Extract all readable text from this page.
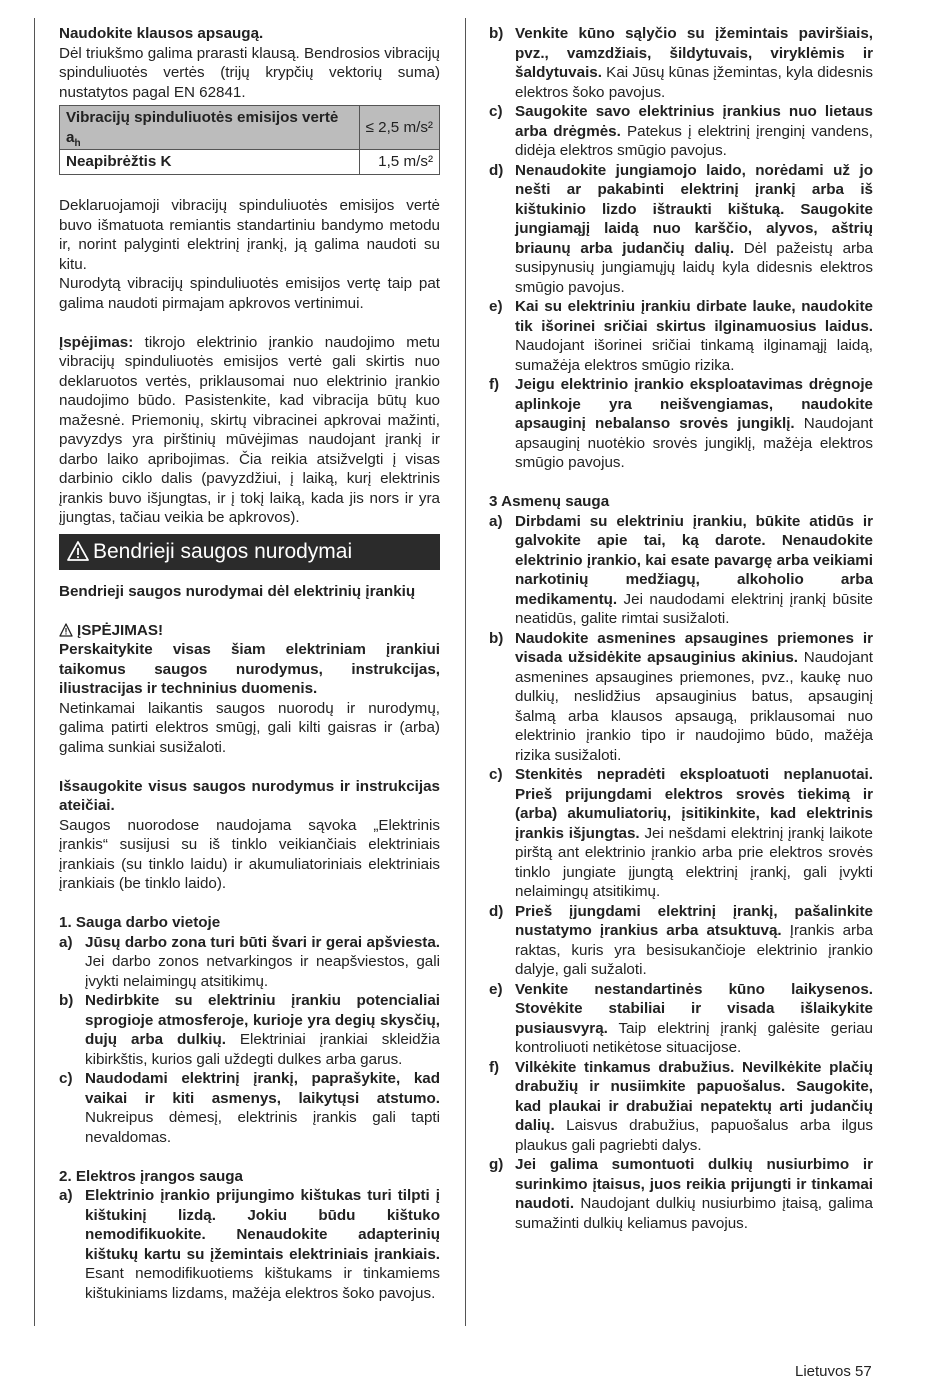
Naudokite klausos apsaugą.

Dėl triukšmo galima prarasti klausą. Bendrosios vibracijų spinduliuotės vertės (trijų krypčių vektorių suma) nustatytos pagal EN 62841.

Vibracijų spinduliuotės emisijos vertė $a_h$	≤ 2,5 m/s²
Neapibrėžtis K	1,5 m/s²

Deklaruojamoji vibracijų spinduliuotės emisijos vertė buvo išmatuota remiantis standartiniu bandymo metodu ir, norint palyginti elektrinį įrankį, ją galima naudoti su kitu.

Nurodytą vibracijų spinduliuotės emisijos vertę taip pat galima naudoti pirmajam apkrovos vertinimui.

Įspėjimas: tikrojo elektrinio įrankio naudojimo metu vibracijų spinduliuotės emisijos vertė gali skirtis nuo deklaruotos vertės, priklausomai nuo elektrinio įrankio naudojimo būdo. Pasistenkite, kad vibracija būtų kuo mažesnė. Priemonių, skirtų vibracinei apkrovai mažinti, pavyzdys yra pirštinių mūvėjimas naudojant įrankį ir darbo laiko apribojimas. Čia reikia atsižvelgti į visas darbinio ciklo dalis (pavyzdžiui, į laiką, kurį elektrinis įrankis buvo išjungtas, ir į tokį laiką, kada jis nors ir yra įjungtas, tačiau veikia be apkrovos).

Bendrieji saugos nurodymai

Bendrieji saugos nurodymai dėl elektrinių įrankių

ĮSPĖJIMAS!

Perskaitykite visas šiam elektriniam įrankiui taikomus saugos nurodymus, instrukcijas, iliustracijas ir techninius duomenis.

Netinkamai laikantis saugos nuorodų ir nurodymų, galima patirti elektros smūgį, gali kilti gaisras ir (arba) galima sunkiai susižaloti.

Išsaugokite visus saugos nurodymus ir instrukcijas ateičiai.

Saugos nuorodose naudojama sąvoka „Elektrinis įrankis“ susijusi su iš tinklo veikiančiais elektriniais įrankiais (su tinklo laidu) ir akumuliatoriniais elektriniais įrankiais (be tinklo laido).

1. Sauga darbo vietoje

a) Jūsų darbo zona turi būti švari ir gerai apšviesta. Jei darbo zonos netvarkingos ir neapšviestos, gali įvykti nelaimingų atsitikimų.
b) Nedirbkite su elektriniu įrankiu potencialiai sprogioje atmosferoje, kurioje yra degių skysčių, dujų arba dulkių. Elektriniai įrankiai skleidžia kibirkštis, kurios gali uždegti dulkes arba garus.
c) Naudodami elektrinį įrankį, paprašykite, kad vaikai ir kiti asmenys, laikytųsi atstumo. Nukreipus dėmesį, elektrinis įrankis gali tapti nevaldomas.

2. Elektros įrangos sauga

a) Elektrinio įrankio prijungimo kištukas turi tilpti į kištukinį lizdą. Jokiu būdu kištuko nemodifikuokite. Nenaudokite adapterinių kištukų kartu su įžemintais elektriniais įrankiais. Esant nemodifikuotiems kištukams ir tinkamiems kištukiniams lizdams, mažėja elektros šoko pavojus.
b) Venkite kūno sąlyčio su įžemintais paviršiais, pvz., vamzdžiais, šildytuvais, viryklėmis ir šaldytuvais. Kai Jūsų kūnas įžemintas, kyla didesnis elektros šoko pavojus.
c) Saugokite savo elektrinius įrankius nuo lietaus arba drėgmės. Patekus į elektrinį įrenginį vandens, didėja elektros smūgio pavojus.
d) Nenaudokite jungiamojo laido, norėdami už jo nešti ar pakabinti elektrinį įrankį arba iš kištukinio lizdo ištraukti kištuką. Saugokite jungiamąjį laidą nuo karščio, alyvos, aštrių briaunų arba judančių dalių. Dėl pažeistų arba susipynusių jungiamųjų laidų kyla didesnis elektros smūgio pavojus.
e) Kai su elektriniu įrankiu dirbate lauke, naudokite tik išorinei sričiai skirtus ilginamuosius laidus. Naudojant išorinei sričiai tinkamą ilginamąjį laidą, sumažėja elektros smūgio rizika.
f)	Jeigu elektrinio įrankio eksploatavimas drėgnoje aplinkoje yra neišvengiamas, naudokite apsauginį nebalanso srovės jungiklį. Naudojant apsauginį nuotėkio srovės jungiklį, mažėja elektros smūgio pavojus.

3 Asmenų sauga

a) Dirbdami su elektriniu įrankiu, būkite atidūs ir galvokite apie tai, ką darote. Nenaudokite elektrinio įrankio, kai esate pavargę arba veikiami narkotinių medžiagų, alkoholio arba medikamentų. Jei naudodami elektrinį įrankį būsite neatidūs, galite rimtai susižaloti.
b) Naudokite asmenines apsaugines priemones ir visada užsidėkite apsauginius akinius. Naudojant asmenines apsaugines priemones, pvz., kaukę nuo dulkių, neslidžius apsauginius batus, apsauginį šalmą arba klausos apsaugą, priklausomai nuo elektrinio įrankio tipo ir naudojimo būdo, mažėja rizika susižaloti.
c) Stenkitės nepradėti eksploatuoti neplanuotai. Prieš prijungdami elektros srovės tiekimą ir (arba) akumuliatorių, įsitikinkite, kad elektrinis įrankis išjungtas. Jei nešdami elektrinį įrankį laikote pirštą ant elektrinio įrankio arba prie elektros srovės tinklo jungiate įjungtą elektrinį įrankį, gali įvykti nelaimingų atsitikimų.
d) Prieš įjungdami elektrinį įrankį, pašalinkite nustatymo įrankius arba atsuktuvą. Įrankis arba raktas, kuris yra besisukančioje elektrinio įrankio dalyje, gali sužaloti.
e) Venkite nestandartinės kūno laikysenos. Stovėkite stabiliai ir visada išlaikykite pusiausvyrą. Taip elektrinį įrankį galėsite geriau kontroliuoti netikėtose situacijose.
f)	Vilkėkite tinkamus drabužius. Nevilkėkite plačių drabužių ir nusiimkite papuošalus. Saugokite, kad plaukai ir drabužiai nepatektų arti judančių dalių. Laisvus drabužius, papuošalus arba ilgus plaukus gali pagriebti dalys.
g) Jei galima sumontuoti dulkių nusiurbimo ir surinkimo įtaisus, juos reikia prijungti ir tinkamai naudoti. Naudojant dulkių nusiurbimo įtaisą, galima sumažinti dulkių keliamus pavojus.
Lietuvos 57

..............................

• **Aim of the exercise**:
Drop the images and quote the entries word for word.

• **Exercise answer**:
Extract all readable text from this page.
Naudokite klausos apsaugą.

Dėl triukšmo galima prarasti klausą. Bendrosios vibracijų spinduliuotės vertės (trijų krypčių vektorių suma) nustatytos pagal EN 62841.

Vibracijų spinduliuotės emisijos vertė $a_h$	≤ 2,5 m/s²
Neapibrėžtis K	1,5 m/s²

Deklaruojamoji vibracijų spinduliuotės emisijos vertė buvo išmatuota remiantis standartiniu bandymo metodu ir, norint palyginti elektrinį įrankį, ją galima naudoti su kitu.

Nurodytą vibracijų spinduliuotės emisijos vertę taip pat galima naudoti pirmajam apkrovos vertinimui.

Įspėjimas: tikrojo elektrinio įrankio naudojimo metu vibracijų spinduliuotės emisijos vertė gali skirtis nuo deklaruotos vertės, priklausomai nuo elektrinio įrankio naudojimo būdo. Pasistenkite, kad vibracija būtų kuo mažesnė. Priemonių, skirtų vibracinei apkrovai mažinti, pavyzdys yra pirštinių mūvėjimas naudojant įrankį ir darbo laiko apribojimas. Čia reikia atsižvelgti į visas darbinio ciklo dalis (pavyzdžiui, į laiką, kurį elektrinis įrankis buvo išjungtas, ir į tokį laiką, kada jis nors ir yra įjungtas, tačiau veikia be apkrovos).

Bendrieji saugos nurodymai

Bendrieji saugos nurodymai dėl elektrinių įrankių

ĮSPĖJIMAS!

Perskaitykite visas šiam elektriniam įrankiui taikomus saugos nurodymus, instrukcijas, iliustracijas ir techninius duomenis.

Netinkamai laikantis saugos nuorodų ir nurodymų, galima patirti elektros smūgį, gali kilti gaisras ir (arba) galima sunkiai susižaloti.

Išsaugokite visus saugos nurodymus ir instrukcijas ateičiai.

Saugos nuorodose naudojama sąvoka „Elektrinis įrankis“ susijusi su iš tinklo veikiančiais elektriniais įrankiais (su tinklo laidu) ir akumuliatoriniais elektriniais įrankiais (be tinklo laido).

1. Sauga darbo vietoje

a) Jūsų darbo zona turi būti švari ir gerai apšviesta. Jei darbo zonos netvarkingos ir neapšviestos, gali įvykti nelaimingų atsitikimų.
b) Nedirbkite su elektriniu įrankiu potencialiai sprogioje atmosferoje, kurioje yra degių skysčių, dujų arba dulkių. Elektriniai įrankiai skleidžia kibirkštis, kurios gali uždegti dulkes arba garus.
c) Naudodami elektrinį įrankį, paprašykite, kad vaikai ir kiti asmenys, laikytųsi atstumo. Nukreipus dėmesį, elektrinis įrankis gali tapti nevaldomas.

2. Elektros įrangos sauga

a) Elektrinio įrankio prijungimo kištukas turi tilpti į kištukinį lizdą. Jokiu būdu kištuko nemodifikuokite. Nenaudokite adapterinių kištukų kartu su įžemintais elektriniais įrankiais. Esant nemodifikuotiems kištukams ir tinkamiems kištukiniams lizdams, mažėja elektros šoko pavojus.
b) Venkite kūno sąlyčio su įžemintais paviršiais, pvz., vamzdžiais, šildytuvais, viryklėmis ir šaldytuvais. Kai Jūsų kūnas įžemintas, kyla didesnis elektros šoko pavojus.
c) Saugokite savo elektrinius įrankius nuo lietaus arba drėgmės. Patekus į elektrinį įrenginį vandens, didėja elektros smūgio pavojus.
d) Nenaudokite jungiamojo laido, norėdami už jo nešti ar pakabinti elektrinį įrankį arba iš kištukinio lizdo ištraukti kištuką. Saugokite jungiamąjį laidą nuo karščio, alyvos, aštrių briaunų arba judančių dalių. Dėl pažeistų arba susipynusių jungiamųjų laidų kyla didesnis elektros smūgio pavojus.
e) Kai su elektriniu įrankiu dirbate lauke, naudokite tik išorinei sričiai skirtus ilginamuosius laidus. Naudojant išorinei sričiai tinkamą ilginamąjį laidą, sumažėja elektros smūgio rizika.
f)	Jeigu elektrinio įrankio eksploatavimas drėgnoje aplinkoje yra neišvengiamas, naudokite apsauginį nebalanso srovės jungiklį. Naudojant apsauginį nuotėkio srovės jungiklį, mažėja elektros smūgio pavojus.

3 Asmenų sauga

a) Dirbdami su elektriniu įrankiu, būkite atidūs ir galvokite apie tai, ką darote. Nenaudokite elektrinio įrankio, kai esate pavargę arba veikiami narkotinių medžiagų, alkoholio arba medikamentų. Jei naudodami elektrinį įrankį būsite neatidūs, galite rimtai susižaloti.
b) Naudokite asmenines apsaugines priemones ir visada užsidėkite apsauginius akinius. Naudojant asmenines apsaugines priemones, pvz., kaukę nuo dulkių, neslidžius apsauginius batus, apsauginį šalmą arba klausos apsaugą, priklausomai nuo elektrinio įrankio tipo ir naudojimo būdo, mažėja rizika susižaloti.
c) Stenkitės nepradėti eksploatuoti neplanuotai. Prieš prijungdami elektros srovės tiekimą ir (arba) akumuliatorių, įsitikinkite, kad elektrinis įrankis išjungtas. Jei nešdami elektrinį įrankį laikote pirštą ant elektrinio įrankio arba prie elektros srovės tinklo jungiate įjungtą elektrinį įrankį, gali įvykti nelaimingų atsitikimų.
d) Prieš įjungdami elektrinį įrankį, pašalinkite nustatymo įrankius arba atsuktuvą. Įrankis arba raktas, kuris yra besisukančioje elektrinio įrankio dalyje, gali sužaloti.
e) Venkite nestandartinės kūno laikysenos. Stovėkite stabiliai ir visada išlaikykite pusiausvyrą. Taip elektrinį įrankį galėsite geriau kontroliuoti netikėtose situacijose.
f)	Vilkėkite tinkamus drabužius. Nevilkėkite plačių drabužių ir nusiimkite papuošalus. Saugokite, kad plaukai ir drabužiai nepatektų arti judančių dalių. Laisvus drabužius, papuošalus arba ilgus plaukus gali pagriebti dalys.
g) Jei galima sumontuoti dulkių nusiurbimo ir surinkimo įtaisus, juos reikia prijungti ir tinkamai naudoti. Naudojant dulkių nusiurbimo įtaisą, galima sumažinti dulkių keliamus pavojus.
Lietuvos 57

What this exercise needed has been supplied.